Problem:
Transcribe the records below exactly as they appear.

Working data:
┄┄┄┄┄┄
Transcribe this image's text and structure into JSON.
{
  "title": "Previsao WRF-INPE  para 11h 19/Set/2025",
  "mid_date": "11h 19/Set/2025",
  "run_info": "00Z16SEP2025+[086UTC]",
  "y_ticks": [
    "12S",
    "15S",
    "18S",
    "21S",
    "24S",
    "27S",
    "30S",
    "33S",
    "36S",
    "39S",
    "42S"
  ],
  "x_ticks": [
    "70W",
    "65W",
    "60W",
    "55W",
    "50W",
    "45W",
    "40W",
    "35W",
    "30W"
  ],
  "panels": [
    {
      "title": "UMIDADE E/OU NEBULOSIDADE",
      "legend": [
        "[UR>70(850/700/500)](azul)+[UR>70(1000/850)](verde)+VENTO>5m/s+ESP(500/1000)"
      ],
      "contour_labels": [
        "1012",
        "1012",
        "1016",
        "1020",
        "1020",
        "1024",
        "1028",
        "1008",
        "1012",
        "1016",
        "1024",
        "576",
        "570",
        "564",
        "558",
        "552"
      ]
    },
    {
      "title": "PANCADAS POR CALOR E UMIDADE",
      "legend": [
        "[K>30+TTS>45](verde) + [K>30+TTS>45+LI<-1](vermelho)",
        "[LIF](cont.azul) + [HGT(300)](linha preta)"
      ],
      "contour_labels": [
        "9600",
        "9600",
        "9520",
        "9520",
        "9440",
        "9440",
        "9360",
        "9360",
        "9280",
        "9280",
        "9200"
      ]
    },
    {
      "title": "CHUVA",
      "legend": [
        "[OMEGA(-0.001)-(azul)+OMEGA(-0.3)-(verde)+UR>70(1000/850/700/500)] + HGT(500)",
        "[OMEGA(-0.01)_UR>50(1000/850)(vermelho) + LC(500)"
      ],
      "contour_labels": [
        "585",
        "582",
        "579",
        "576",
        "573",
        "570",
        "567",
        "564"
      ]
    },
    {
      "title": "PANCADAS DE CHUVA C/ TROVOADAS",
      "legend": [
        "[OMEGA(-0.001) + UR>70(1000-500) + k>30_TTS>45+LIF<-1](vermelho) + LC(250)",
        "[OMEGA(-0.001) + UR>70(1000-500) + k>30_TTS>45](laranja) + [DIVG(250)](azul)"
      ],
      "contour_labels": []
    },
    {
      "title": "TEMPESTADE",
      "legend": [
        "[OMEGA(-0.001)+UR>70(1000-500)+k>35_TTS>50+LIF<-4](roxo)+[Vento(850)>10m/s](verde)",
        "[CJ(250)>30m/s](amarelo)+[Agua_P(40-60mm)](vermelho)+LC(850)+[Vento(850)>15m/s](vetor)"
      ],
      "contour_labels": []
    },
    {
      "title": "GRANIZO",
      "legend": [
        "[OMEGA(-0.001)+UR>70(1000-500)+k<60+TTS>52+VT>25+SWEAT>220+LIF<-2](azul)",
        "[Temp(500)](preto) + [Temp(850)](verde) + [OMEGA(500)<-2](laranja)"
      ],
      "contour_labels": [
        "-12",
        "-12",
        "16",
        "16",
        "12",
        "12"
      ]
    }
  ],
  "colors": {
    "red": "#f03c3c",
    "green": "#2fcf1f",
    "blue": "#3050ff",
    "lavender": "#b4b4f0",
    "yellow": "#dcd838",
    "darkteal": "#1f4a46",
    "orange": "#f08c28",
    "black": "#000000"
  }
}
┄┄┄┄┄┄
Task solution:
Transcribe this image's text and structure into JSON.
{
  "title": "Previsao WRF-INPE  para 11h 19/Set/2025",
  "mid_date": "11h 19/Set/2025",
  "run_info": "00Z16SEP2025+[086UTC]",
  "y_ticks": [
    "12S",
    "15S",
    "18S",
    "21S",
    "24S",
    "27S",
    "30S",
    "33S",
    "36S",
    "39S",
    "42S"
  ],
  "x_ticks": [
    "70W",
    "65W",
    "60W",
    "55W",
    "50W",
    "45W",
    "40W",
    "35W",
    "30W"
  ],
  "panels": [
    {
      "title": "UMIDADE E/OU NEBULOSIDADE",
      "legend": [
        "[UR>70(850/700/500)](azul)+[UR>70(1000/850)](verde)+VENTO>5m/s+ESP(500/1000)"
      ],
      "contour_labels": [
        "1012",
        "1012",
        "1016",
        "1020",
        "1020",
        "1024",
        "1028",
        "1008",
        "1012",
        "1016",
        "1024",
        "576",
        "570",
        "564",
        "558",
        "552"
      ]
    },
    {
      "title": "PANCADAS POR CALOR E UMIDADE",
      "legend": [
        "[K>30+TTS>45](verde) + [K>30+TTS>45+LI<-1](vermelho)",
        "[LIF](cont.azul) + [HGT(300)](linha preta)"
      ],
      "contour_labels": [
        "9600",
        "9600",
        "9520",
        "9520",
        "9440",
        "9440",
        "9360",
        "9360",
        "9280",
        "9280",
        "9200"
      ]
    },
    {
      "title": "CHUVA",
      "legend": [
        "[OMEGA(-0.001)-(azul)+OMEGA(-0.3)-(verde)+UR>70(1000/850/700/500)] + HGT(500)",
        "[OMEGA(-0.01)_UR>50(1000/850)(vermelho) + LC(500)"
      ],
      "contour_labels": [
        "585",
        "582",
        "579",
        "576",
        "573",
        "570",
        "567",
        "564"
      ]
    },
    {
      "title": "PANCADAS DE CHUVA C/ TROVOADAS",
      "legend": [
        "[OMEGA(-0.001) + UR>70(1000-500) + k>30_TTS>45+LIF<-1](vermelho) + LC(250)",
        "[OMEGA(-0.001) + UR>70(1000-500) + k>30_TTS>45](laranja) + [DIVG(250)](azul)"
      ],
      "contour_labels": []
    },
    {
      "title": "TEMPESTADE",
      "legend": [
        "[OMEGA(-0.001)+UR>70(1000-500)+k>35_TTS>50+LIF<-4](roxo)+[Vento(850)>10m/s](verde)",
        "[CJ(250)>30m/s](amarelo)+[Agua_P(40-60mm)](vermelho)+LC(850)+[Vento(850)>15m/s](vetor)"
      ],
      "contour_labels": []
    },
    {
      "title": "GRANIZO",
      "legend": [
        "[OMEGA(-0.001)+UR>70(1000-500)+k<60+TTS>52+VT>25+SWEAT>220+LIF<-2](azul)",
        "[Temp(500)](preto) + [Temp(850)](verde) + [OMEGA(500)<-2](laranja)"
      ],
      "contour_labels": [
        "-12",
        "-12",
        "16",
        "16",
        "12",
        "12"
      ]
    }
  ],
  "colors": {
    "red": "#f03c3c",
    "green": "#2fcf1f",
    "blue": "#3050ff",
    "lavender": "#b4b4f0",
    "yellow": "#dcd838",
    "darkteal": "#1f4a46",
    "orange": "#f08c28",
    "black": "#000000"
  }
}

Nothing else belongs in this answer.